# Objective:
What lines of the data hold the string "Arbeitsstunde"? Pull each one out.

Entries from a visual dataset
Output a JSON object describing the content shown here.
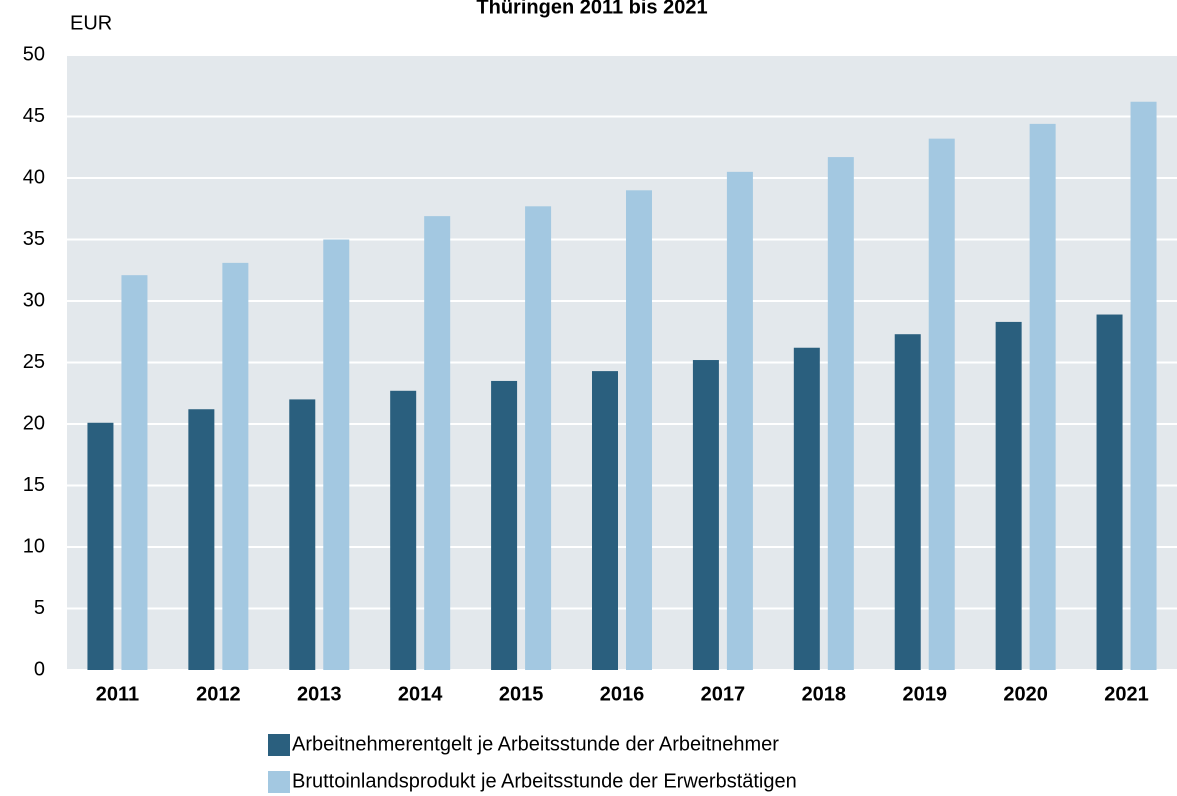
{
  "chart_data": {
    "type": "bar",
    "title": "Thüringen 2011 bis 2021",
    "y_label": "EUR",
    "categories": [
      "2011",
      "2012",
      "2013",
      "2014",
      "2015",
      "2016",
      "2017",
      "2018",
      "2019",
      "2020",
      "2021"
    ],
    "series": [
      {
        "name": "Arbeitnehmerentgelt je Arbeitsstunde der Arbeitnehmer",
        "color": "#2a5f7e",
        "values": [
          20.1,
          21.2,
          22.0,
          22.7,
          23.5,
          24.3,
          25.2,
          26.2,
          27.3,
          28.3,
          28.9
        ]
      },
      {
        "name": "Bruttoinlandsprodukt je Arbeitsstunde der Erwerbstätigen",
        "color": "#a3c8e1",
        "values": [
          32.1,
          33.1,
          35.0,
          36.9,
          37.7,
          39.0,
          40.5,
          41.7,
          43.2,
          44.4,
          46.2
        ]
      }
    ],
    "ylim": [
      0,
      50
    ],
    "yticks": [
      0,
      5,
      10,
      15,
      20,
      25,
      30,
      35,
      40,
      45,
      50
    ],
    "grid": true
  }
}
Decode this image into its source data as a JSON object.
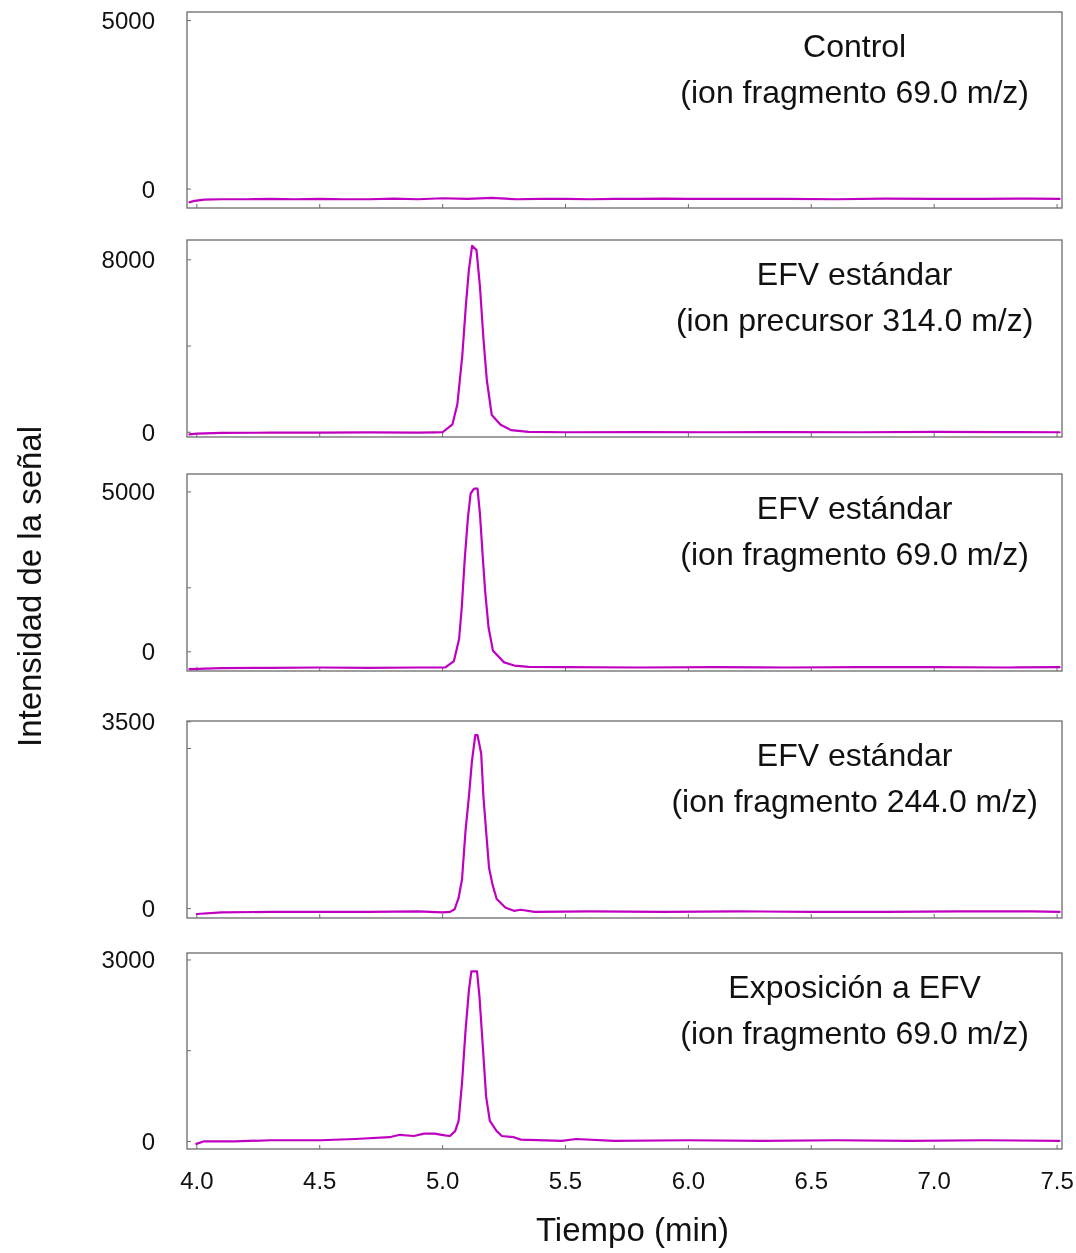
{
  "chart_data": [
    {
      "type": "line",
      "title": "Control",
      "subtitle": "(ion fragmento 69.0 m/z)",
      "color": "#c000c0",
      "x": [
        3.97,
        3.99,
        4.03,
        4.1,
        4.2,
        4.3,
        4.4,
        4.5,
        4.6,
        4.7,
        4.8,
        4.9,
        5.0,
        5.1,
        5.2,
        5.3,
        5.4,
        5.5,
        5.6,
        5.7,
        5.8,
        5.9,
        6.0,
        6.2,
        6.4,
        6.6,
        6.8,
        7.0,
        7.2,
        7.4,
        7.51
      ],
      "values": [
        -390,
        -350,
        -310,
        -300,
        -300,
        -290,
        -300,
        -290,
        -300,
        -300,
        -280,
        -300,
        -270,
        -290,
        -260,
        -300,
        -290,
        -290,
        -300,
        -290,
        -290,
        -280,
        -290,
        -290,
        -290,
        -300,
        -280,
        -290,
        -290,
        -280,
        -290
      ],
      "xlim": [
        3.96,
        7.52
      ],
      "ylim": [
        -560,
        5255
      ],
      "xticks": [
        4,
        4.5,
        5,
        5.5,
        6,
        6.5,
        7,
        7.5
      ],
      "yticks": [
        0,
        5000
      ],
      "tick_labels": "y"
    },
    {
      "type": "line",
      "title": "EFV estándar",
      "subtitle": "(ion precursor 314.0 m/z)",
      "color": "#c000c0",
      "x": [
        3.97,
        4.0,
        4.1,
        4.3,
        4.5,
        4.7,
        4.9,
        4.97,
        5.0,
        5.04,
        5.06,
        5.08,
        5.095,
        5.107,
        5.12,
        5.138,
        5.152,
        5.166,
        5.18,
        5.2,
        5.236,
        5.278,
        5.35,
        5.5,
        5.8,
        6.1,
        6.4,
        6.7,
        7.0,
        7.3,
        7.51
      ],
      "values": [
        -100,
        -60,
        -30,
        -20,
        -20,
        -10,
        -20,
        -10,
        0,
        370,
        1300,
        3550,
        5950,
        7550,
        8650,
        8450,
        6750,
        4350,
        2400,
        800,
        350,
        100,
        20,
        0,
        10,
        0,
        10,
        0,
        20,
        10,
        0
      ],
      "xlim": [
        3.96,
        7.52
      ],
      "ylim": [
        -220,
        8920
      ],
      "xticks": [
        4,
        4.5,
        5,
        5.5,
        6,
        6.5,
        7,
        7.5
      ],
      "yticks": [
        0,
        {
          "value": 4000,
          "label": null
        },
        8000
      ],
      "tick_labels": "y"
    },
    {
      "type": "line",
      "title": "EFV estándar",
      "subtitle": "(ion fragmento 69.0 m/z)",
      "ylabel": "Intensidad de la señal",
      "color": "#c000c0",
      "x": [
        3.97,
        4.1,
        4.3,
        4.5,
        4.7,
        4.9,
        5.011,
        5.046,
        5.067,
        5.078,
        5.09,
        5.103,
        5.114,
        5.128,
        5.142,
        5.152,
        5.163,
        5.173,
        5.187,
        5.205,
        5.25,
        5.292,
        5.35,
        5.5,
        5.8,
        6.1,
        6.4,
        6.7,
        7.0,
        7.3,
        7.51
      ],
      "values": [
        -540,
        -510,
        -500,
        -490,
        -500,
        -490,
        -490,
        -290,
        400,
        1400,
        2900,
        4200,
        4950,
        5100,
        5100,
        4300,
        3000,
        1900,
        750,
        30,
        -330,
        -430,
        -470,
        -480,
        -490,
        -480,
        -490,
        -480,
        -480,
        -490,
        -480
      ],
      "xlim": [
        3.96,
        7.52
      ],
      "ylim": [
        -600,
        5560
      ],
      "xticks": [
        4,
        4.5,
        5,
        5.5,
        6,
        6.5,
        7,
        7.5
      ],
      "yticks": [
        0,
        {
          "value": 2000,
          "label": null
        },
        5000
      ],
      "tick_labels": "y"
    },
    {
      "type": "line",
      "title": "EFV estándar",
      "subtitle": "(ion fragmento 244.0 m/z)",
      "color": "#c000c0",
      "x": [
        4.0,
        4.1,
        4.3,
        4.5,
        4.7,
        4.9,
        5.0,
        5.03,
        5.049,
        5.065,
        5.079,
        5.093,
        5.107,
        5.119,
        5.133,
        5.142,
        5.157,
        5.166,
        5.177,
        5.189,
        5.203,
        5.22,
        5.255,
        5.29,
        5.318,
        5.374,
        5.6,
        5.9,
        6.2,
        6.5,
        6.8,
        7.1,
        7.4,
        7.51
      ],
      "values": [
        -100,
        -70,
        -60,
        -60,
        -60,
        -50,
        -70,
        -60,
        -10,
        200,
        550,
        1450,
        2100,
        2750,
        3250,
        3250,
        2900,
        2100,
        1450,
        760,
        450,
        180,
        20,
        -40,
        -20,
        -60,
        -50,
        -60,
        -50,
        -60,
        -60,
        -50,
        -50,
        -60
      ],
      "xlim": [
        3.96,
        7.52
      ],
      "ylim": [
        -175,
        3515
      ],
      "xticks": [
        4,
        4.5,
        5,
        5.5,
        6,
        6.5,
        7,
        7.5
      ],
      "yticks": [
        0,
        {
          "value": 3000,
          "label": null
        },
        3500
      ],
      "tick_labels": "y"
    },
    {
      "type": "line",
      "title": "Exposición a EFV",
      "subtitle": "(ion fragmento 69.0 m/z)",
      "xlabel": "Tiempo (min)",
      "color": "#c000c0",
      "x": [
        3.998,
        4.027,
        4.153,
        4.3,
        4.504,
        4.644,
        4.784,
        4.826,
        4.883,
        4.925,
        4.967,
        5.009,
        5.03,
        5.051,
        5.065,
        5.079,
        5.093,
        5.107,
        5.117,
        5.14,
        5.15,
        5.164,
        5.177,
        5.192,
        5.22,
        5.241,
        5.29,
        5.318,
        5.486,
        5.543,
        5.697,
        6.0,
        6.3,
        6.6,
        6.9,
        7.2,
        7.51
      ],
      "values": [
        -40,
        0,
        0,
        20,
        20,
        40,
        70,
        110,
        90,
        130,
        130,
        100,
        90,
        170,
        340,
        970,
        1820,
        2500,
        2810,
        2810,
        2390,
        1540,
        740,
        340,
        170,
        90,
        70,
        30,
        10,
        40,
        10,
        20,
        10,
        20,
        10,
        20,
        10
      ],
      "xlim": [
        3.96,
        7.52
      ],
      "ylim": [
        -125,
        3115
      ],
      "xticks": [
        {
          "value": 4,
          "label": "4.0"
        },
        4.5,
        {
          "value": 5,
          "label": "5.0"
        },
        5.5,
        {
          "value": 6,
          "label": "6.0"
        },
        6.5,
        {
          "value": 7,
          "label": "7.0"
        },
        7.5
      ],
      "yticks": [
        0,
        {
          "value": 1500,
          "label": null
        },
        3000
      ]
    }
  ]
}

# Task response:
        "name": "Arbeitnehmerentgelt je Arbeitsstunde der Arbeitnehmer",
        "name": "Bruttoinlandsprodukt je Arbeitsstunde der Erwerbstätigen",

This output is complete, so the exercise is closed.